SHORT TASK:
Your task is to reproduce the entries below word for word.

AVAILABLE RECORDS:

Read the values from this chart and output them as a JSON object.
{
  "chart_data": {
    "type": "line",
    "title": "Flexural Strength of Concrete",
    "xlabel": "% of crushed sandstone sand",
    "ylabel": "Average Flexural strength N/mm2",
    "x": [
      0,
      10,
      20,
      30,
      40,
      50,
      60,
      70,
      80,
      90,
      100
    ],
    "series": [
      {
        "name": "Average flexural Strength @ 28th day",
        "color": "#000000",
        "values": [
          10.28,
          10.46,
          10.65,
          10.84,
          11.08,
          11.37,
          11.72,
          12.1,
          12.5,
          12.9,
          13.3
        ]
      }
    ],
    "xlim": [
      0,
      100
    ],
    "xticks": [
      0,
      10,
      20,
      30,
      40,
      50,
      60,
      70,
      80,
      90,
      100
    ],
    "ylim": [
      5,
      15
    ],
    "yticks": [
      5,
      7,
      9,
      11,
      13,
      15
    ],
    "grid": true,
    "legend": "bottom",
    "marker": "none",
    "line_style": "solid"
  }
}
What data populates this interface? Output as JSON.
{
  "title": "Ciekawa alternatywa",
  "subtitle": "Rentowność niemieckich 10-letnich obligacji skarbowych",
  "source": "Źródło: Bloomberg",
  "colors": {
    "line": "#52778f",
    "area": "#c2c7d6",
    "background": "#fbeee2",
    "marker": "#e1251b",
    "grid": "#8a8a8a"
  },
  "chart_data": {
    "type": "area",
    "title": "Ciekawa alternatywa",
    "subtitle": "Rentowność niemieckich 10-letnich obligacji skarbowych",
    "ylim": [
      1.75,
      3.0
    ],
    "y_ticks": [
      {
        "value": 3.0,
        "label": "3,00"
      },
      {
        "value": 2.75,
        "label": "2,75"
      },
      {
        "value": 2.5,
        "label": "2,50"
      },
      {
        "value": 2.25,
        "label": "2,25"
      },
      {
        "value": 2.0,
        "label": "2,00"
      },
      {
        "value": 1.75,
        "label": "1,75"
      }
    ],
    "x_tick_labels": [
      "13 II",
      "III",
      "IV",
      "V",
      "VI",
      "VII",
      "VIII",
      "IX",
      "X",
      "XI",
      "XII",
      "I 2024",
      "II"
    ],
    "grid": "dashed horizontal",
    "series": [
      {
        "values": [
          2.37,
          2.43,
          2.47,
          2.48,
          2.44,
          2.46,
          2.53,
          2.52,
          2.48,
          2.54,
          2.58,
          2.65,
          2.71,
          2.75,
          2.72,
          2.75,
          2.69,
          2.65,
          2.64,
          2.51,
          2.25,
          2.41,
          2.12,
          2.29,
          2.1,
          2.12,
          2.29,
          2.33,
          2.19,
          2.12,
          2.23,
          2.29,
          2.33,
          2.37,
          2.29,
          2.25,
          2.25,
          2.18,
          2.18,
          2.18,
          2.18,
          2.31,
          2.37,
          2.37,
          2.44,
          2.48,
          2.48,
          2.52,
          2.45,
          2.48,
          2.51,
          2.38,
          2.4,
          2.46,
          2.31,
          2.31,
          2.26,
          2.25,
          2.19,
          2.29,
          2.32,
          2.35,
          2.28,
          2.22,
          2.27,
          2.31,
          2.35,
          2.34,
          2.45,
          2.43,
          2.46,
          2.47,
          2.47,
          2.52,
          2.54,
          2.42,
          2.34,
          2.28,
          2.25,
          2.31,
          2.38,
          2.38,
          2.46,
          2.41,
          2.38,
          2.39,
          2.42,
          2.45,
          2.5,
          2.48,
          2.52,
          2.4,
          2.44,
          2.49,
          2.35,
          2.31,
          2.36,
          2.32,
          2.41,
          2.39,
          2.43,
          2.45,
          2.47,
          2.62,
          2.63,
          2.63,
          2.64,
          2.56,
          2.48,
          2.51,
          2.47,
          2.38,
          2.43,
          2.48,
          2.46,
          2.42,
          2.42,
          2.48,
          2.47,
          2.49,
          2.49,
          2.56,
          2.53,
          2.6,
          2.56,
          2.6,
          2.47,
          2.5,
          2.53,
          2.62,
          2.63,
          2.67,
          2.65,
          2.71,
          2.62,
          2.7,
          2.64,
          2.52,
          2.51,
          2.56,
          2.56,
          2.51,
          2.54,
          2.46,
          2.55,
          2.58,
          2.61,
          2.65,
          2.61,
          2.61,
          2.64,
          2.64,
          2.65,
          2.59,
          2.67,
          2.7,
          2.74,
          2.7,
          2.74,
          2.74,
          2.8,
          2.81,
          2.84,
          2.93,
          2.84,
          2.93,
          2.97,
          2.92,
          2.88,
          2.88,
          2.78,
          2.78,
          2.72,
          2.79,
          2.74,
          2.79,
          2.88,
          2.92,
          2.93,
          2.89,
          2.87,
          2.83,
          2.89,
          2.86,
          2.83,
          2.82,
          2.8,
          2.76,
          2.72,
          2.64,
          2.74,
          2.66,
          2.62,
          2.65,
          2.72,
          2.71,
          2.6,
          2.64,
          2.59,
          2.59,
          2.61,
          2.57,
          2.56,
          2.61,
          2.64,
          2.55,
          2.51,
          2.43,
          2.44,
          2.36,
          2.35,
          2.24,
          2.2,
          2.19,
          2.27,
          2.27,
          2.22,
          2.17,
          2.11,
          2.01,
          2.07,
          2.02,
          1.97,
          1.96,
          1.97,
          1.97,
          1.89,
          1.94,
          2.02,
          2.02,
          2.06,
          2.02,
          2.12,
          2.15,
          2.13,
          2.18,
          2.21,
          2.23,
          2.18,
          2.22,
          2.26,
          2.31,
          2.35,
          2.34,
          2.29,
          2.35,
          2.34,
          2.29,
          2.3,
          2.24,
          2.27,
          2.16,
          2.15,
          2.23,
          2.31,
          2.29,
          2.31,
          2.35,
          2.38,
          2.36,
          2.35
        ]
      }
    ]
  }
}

THE OUTPUT:
Read the values from this chart and output them as a JSON object.
{
  "chart_data": {
    "type": "line",
    "title": "Flexural Strength of Concrete",
    "xlabel": "% of crushed sandstone sand",
    "ylabel": "Average Flexural strength N/mm2",
    "x": [
      0,
      10,
      20,
      30,
      40,
      50,
      60,
      70,
      80,
      90,
      100
    ],
    "series": [
      {
        "name": "Average flexural Strength @ 28th day",
        "color": "#000000",
        "values": [
          10.28,
          10.46,
          10.65,
          10.84,
          11.08,
          11.37,
          11.72,
          12.1,
          12.5,
          12.9,
          13.3
        ]
      }
    ],
    "xlim": [
      0,
      100
    ],
    "xticks": [
      0,
      10,
      20,
      30,
      40,
      50,
      60,
      70,
      80,
      90,
      100
    ],
    "ylim": [
      5,
      15
    ],
    "yticks": [
      5,
      7,
      9,
      11,
      13,
      15
    ],
    "grid": true,
    "legend": "bottom",
    "marker": "none",
    "line_style": "solid"
  }
}
What data populates this interface? Output as JSON.
{
  "title": "Ciekawa alternatywa",
  "subtitle": "Rentowność niemieckich 10-letnich obligacji skarbowych",
  "source": "Źródło: Bloomberg",
  "colors": {
    "line": "#52778f",
    "area": "#c2c7d6",
    "background": "#fbeee2",
    "marker": "#e1251b",
    "grid": "#8a8a8a"
  },
  "chart_data": {
    "type": "area",
    "title": "Ciekawa alternatywa",
    "subtitle": "Rentowność niemieckich 10-letnich obligacji skarbowych",
    "ylim": [
      1.75,
      3.0
    ],
    "y_ticks": [
      {
        "value": 3.0,
        "label": "3,00"
      },
      {
        "value": 2.75,
        "label": "2,75"
      },
      {
        "value": 2.5,
        "label": "2,50"
      },
      {
        "value": 2.25,
        "label": "2,25"
      },
      {
        "value": 2.0,
        "label": "2,00"
      },
      {
        "value": 1.75,
        "label": "1,75"
      }
    ],
    "x_tick_labels": [
      "13 II",
      "III",
      "IV",
      "V",
      "VI",
      "VII",
      "VIII",
      "IX",
      "X",
      "XI",
      "XII",
      "I 2024",
      "II"
    ],
    "grid": "dashed horizontal",
    "series": [
      {
        "values": [
          2.37,
          2.43,
          2.47,
          2.48,
          2.44,
          2.46,
          2.53,
          2.52,
          2.48,
          2.54,
          2.58,
          2.65,
          2.71,
          2.75,
          2.72,
          2.75,
          2.69,
          2.65,
          2.64,
          2.51,
          2.25,
          2.41,
          2.12,
          2.29,
          2.1,
          2.12,
          2.29,
          2.33,
          2.19,
          2.12,
          2.23,
          2.29,
          2.33,
          2.37,
          2.29,
          2.25,
          2.25,
          2.18,
          2.18,
          2.18,
          2.18,
          2.31,
          2.37,
          2.37,
          2.44,
          2.48,
          2.48,
          2.52,
          2.45,
          2.48,
          2.51,
          2.38,
          2.4,
          2.46,
          2.31,
          2.31,
          2.26,
          2.25,
          2.19,
          2.29,
          2.32,
          2.35,
          2.28,
          2.22,
          2.27,
          2.31,
          2.35,
          2.34,
          2.45,
          2.43,
          2.46,
          2.47,
          2.47,
          2.52,
          2.54,
          2.42,
          2.34,
          2.28,
          2.25,
          2.31,
          2.38,
          2.38,
          2.46,
          2.41,
          2.38,
          2.39,
          2.42,
          2.45,
          2.5,
          2.48,
          2.52,
          2.4,
          2.44,
          2.49,
          2.35,
          2.31,
          2.36,
          2.32,
          2.41,
          2.39,
          2.43,
          2.45,
          2.47,
          2.62,
          2.63,
          2.63,
          2.64,
          2.56,
          2.48,
          2.51,
          2.47,
          2.38,
          2.43,
          2.48,
          2.46,
          2.42,
          2.42,
          2.48,
          2.47,
          2.49,
          2.49,
          2.56,
          2.53,
          2.6,
          2.56,
          2.6,
          2.47,
          2.5,
          2.53,
          2.62,
          2.63,
          2.67,
          2.65,
          2.71,
          2.62,
          2.7,
          2.64,
          2.52,
          2.51,
          2.56,
          2.56,
          2.51,
          2.54,
          2.46,
          2.55,
          2.58,
          2.61,
          2.65,
          2.61,
          2.61,
          2.64,
          2.64,
          2.65,
          2.59,
          2.67,
          2.7,
          2.74,
          2.7,
          2.74,
          2.74,
          2.8,
          2.81,
          2.84,
          2.93,
          2.84,
          2.93,
          2.97,
          2.92,
          2.88,
          2.88,
          2.78,
          2.78,
          2.72,
          2.79,
          2.74,
          2.79,
          2.88,
          2.92,
          2.93,
          2.89,
          2.87,
          2.83,
          2.89,
          2.86,
          2.83,
          2.82,
          2.8,
          2.76,
          2.72,
          2.64,
          2.74,
          2.66,
          2.62,
          2.65,
          2.72,
          2.71,
          2.6,
          2.64,
          2.59,
          2.59,
          2.61,
          2.57,
          2.56,
          2.61,
          2.64,
          2.55,
          2.51,
          2.43,
          2.44,
          2.36,
          2.35,
          2.24,
          2.2,
          2.19,
          2.27,
          2.27,
          2.22,
          2.17,
          2.11,
          2.01,
          2.07,
          2.02,
          1.97,
          1.96,
          1.97,
          1.97,
          1.89,
          1.94,
          2.02,
          2.02,
          2.06,
          2.02,
          2.12,
          2.15,
          2.13,
          2.18,
          2.21,
          2.23,
          2.18,
          2.22,
          2.26,
          2.31,
          2.35,
          2.34,
          2.29,
          2.35,
          2.34,
          2.29,
          2.3,
          2.24,
          2.27,
          2.16,
          2.15,
          2.23,
          2.31,
          2.29,
          2.31,
          2.35,
          2.38,
          2.36,
          2.35
        ]
      }
    ]
  }
}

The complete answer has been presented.